■ **Given task**: Narrow the data below down to the lines containing "rooms".

■ **The records**:

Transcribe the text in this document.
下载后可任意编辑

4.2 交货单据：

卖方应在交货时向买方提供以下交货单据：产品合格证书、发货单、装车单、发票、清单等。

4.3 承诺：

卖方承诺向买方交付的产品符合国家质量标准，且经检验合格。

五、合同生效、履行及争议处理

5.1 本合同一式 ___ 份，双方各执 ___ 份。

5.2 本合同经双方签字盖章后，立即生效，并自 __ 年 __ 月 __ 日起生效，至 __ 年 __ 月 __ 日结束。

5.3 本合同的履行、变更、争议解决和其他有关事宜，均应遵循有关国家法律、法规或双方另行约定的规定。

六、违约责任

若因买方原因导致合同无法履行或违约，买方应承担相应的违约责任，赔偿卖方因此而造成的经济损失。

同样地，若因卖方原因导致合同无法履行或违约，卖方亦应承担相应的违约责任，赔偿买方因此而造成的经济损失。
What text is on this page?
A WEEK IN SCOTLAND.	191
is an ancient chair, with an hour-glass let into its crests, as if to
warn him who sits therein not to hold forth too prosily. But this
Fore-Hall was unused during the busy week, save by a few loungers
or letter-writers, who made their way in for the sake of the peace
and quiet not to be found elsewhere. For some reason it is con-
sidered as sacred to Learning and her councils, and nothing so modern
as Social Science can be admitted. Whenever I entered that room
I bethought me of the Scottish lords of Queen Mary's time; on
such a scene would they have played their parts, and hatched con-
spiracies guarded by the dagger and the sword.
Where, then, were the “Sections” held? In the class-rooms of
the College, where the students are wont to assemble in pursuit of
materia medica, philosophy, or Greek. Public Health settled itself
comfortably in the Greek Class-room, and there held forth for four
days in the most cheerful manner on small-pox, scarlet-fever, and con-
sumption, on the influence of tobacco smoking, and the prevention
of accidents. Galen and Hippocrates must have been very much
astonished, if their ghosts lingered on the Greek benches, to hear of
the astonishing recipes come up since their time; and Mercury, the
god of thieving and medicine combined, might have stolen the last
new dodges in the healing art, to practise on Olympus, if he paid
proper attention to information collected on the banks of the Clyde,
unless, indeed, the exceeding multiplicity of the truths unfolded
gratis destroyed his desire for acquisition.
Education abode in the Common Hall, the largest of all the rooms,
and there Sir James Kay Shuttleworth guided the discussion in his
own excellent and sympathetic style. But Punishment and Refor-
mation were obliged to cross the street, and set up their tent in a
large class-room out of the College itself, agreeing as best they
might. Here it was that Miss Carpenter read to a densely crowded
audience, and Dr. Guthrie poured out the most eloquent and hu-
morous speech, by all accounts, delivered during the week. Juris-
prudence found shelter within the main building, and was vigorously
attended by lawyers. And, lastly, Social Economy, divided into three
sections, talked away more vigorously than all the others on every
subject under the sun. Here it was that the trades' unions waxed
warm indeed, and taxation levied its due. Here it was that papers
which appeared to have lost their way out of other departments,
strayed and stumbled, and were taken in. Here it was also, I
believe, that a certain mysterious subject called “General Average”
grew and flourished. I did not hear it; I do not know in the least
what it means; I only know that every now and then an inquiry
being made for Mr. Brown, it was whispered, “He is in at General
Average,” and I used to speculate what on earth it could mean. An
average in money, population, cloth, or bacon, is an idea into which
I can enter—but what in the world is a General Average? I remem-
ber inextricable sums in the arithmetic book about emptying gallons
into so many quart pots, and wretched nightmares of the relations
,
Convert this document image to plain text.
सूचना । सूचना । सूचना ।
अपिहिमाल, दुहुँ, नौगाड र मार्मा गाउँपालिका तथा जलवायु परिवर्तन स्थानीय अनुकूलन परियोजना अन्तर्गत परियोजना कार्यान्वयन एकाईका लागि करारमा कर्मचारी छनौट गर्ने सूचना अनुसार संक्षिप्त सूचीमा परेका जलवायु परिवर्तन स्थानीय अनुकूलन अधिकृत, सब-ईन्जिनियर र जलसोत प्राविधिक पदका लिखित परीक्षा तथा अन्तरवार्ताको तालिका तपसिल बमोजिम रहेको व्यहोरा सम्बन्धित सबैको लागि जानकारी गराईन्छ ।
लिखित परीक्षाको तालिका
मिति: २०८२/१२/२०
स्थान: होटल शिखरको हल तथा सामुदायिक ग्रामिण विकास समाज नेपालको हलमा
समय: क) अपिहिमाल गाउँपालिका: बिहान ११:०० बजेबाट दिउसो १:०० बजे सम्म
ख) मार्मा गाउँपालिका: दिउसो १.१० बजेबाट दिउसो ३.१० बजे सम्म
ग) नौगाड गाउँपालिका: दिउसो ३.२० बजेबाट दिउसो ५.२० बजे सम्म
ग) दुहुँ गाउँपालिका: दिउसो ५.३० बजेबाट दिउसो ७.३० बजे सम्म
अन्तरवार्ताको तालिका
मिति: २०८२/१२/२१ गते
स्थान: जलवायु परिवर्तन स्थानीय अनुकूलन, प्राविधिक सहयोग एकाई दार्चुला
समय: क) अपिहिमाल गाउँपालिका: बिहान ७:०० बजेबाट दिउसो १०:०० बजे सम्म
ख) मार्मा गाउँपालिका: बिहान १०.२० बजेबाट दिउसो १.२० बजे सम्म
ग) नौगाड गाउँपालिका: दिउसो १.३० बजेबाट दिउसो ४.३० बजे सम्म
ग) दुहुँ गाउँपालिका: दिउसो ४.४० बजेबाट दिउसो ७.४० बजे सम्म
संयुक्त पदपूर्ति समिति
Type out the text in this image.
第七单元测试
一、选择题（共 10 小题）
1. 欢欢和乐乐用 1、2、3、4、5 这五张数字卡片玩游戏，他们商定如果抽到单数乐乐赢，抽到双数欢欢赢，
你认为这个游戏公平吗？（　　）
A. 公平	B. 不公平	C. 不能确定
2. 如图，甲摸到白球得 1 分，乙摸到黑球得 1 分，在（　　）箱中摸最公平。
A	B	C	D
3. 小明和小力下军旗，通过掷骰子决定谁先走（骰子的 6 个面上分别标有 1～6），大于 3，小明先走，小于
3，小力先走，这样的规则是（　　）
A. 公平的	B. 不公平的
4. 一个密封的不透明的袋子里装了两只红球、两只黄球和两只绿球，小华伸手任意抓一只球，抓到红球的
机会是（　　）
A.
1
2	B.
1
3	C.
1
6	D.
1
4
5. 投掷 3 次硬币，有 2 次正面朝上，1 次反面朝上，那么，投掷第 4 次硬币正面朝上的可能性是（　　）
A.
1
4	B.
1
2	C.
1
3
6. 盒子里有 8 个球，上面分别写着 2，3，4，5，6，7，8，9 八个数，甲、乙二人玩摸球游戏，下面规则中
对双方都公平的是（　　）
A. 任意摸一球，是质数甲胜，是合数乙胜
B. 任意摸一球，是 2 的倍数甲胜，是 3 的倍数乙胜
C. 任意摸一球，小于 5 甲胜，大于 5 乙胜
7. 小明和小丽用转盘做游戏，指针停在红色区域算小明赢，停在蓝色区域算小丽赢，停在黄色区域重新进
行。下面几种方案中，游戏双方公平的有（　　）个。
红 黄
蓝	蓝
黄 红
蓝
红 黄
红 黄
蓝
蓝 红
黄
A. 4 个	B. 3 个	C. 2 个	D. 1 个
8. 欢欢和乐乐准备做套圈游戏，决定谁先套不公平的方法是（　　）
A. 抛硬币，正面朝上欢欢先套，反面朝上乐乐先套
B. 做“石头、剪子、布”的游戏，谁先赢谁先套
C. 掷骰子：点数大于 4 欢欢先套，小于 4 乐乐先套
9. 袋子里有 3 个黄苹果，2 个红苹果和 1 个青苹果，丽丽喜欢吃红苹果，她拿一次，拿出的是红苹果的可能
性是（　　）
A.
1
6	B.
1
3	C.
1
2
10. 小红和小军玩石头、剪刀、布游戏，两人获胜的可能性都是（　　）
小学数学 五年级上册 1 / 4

■ **Output**:
Where, then, were the “Sections” held? In the class-rooms of
Education abode in the Common Hall, the largest of all the rooms,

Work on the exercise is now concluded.